— BEGIN —

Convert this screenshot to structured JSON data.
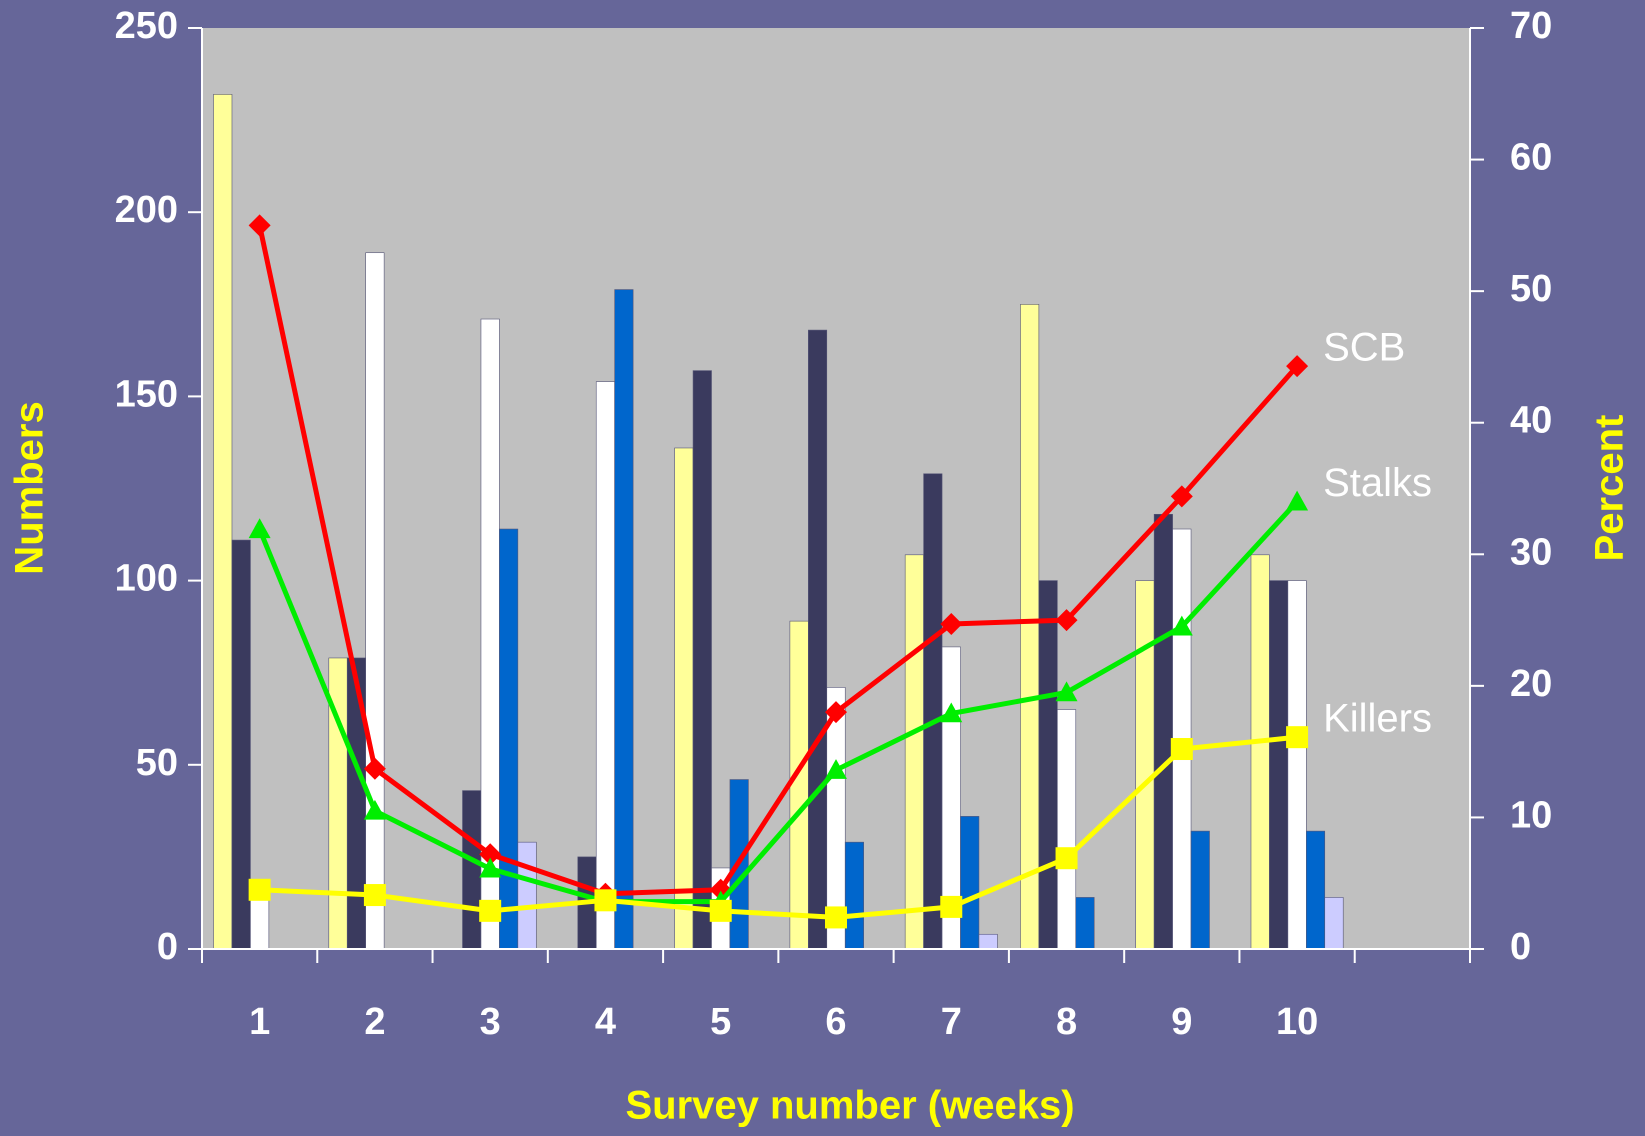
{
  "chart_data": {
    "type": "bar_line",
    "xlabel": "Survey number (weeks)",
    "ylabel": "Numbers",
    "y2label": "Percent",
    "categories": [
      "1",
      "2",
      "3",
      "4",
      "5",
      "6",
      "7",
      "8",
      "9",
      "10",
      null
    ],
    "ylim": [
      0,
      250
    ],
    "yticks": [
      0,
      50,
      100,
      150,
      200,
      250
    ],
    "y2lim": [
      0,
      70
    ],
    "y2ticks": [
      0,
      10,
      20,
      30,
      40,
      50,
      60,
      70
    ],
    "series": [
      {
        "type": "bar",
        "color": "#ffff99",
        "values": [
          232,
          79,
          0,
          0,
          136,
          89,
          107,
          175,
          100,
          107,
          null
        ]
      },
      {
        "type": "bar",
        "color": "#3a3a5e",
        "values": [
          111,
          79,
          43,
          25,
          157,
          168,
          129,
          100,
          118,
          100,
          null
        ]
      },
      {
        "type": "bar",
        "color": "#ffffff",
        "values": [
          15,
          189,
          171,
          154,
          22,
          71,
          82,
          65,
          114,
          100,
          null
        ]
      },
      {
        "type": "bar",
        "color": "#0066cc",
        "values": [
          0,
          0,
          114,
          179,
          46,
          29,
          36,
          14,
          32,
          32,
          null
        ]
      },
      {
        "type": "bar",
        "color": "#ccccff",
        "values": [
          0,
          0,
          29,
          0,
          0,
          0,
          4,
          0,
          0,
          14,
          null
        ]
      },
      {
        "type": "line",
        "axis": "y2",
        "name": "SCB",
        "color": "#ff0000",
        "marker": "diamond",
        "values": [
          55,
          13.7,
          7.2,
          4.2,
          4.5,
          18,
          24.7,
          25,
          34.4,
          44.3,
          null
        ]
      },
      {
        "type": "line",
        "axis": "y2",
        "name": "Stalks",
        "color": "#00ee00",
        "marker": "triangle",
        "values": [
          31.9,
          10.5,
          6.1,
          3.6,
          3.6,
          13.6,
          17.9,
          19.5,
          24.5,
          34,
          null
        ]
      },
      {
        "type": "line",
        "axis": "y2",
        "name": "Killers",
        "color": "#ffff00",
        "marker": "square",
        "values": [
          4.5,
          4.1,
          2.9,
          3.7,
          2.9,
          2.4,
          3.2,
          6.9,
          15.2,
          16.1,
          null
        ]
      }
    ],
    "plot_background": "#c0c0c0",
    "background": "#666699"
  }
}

— END —

--- Short problem ---
Please transcribe the material above exactly as written. Leave the pictures out.

--- Task response ---
Convert this screenshot to structured JSON data.
{
  "chart_data": {
    "type": "bar_line",
    "xlabel": "Survey number (weeks)",
    "ylabel": "Numbers",
    "y2label": "Percent",
    "categories": [
      "1",
      "2",
      "3",
      "4",
      "5",
      "6",
      "7",
      "8",
      "9",
      "10",
      null
    ],
    "ylim": [
      0,
      250
    ],
    "yticks": [
      0,
      50,
      100,
      150,
      200,
      250
    ],
    "y2lim": [
      0,
      70
    ],
    "y2ticks": [
      0,
      10,
      20,
      30,
      40,
      50,
      60,
      70
    ],
    "series": [
      {
        "type": "bar",
        "color": "#ffff99",
        "values": [
          232,
          79,
          0,
          0,
          136,
          89,
          107,
          175,
          100,
          107,
          null
        ]
      },
      {
        "type": "bar",
        "color": "#3a3a5e",
        "values": [
          111,
          79,
          43,
          25,
          157,
          168,
          129,
          100,
          118,
          100,
          null
        ]
      },
      {
        "type": "bar",
        "color": "#ffffff",
        "values": [
          15,
          189,
          171,
          154,
          22,
          71,
          82,
          65,
          114,
          100,
          null
        ]
      },
      {
        "type": "bar",
        "color": "#0066cc",
        "values": [
          0,
          0,
          114,
          179,
          46,
          29,
          36,
          14,
          32,
          32,
          null
        ]
      },
      {
        "type": "bar",
        "color": "#ccccff",
        "values": [
          0,
          0,
          29,
          0,
          0,
          0,
          4,
          0,
          0,
          14,
          null
        ]
      },
      {
        "type": "line",
        "axis": "y2",
        "name": "SCB",
        "color": "#ff0000",
        "marker": "diamond",
        "values": [
          55,
          13.7,
          7.2,
          4.2,
          4.5,
          18,
          24.7,
          25,
          34.4,
          44.3,
          null
        ]
      },
      {
        "type": "line",
        "axis": "y2",
        "name": "Stalks",
        "color": "#00ee00",
        "marker": "triangle",
        "values": [
          31.9,
          10.5,
          6.1,
          3.6,
          3.6,
          13.6,
          17.9,
          19.5,
          24.5,
          34,
          null
        ]
      },
      {
        "type": "line",
        "axis": "y2",
        "name": "Killers",
        "color": "#ffff00",
        "marker": "square",
        "values": [
          4.5,
          4.1,
          2.9,
          3.7,
          2.9,
          2.4,
          3.2,
          6.9,
          15.2,
          16.1,
          null
        ]
      }
    ],
    "plot_background": "#c0c0c0",
    "background": "#666699"
  }
}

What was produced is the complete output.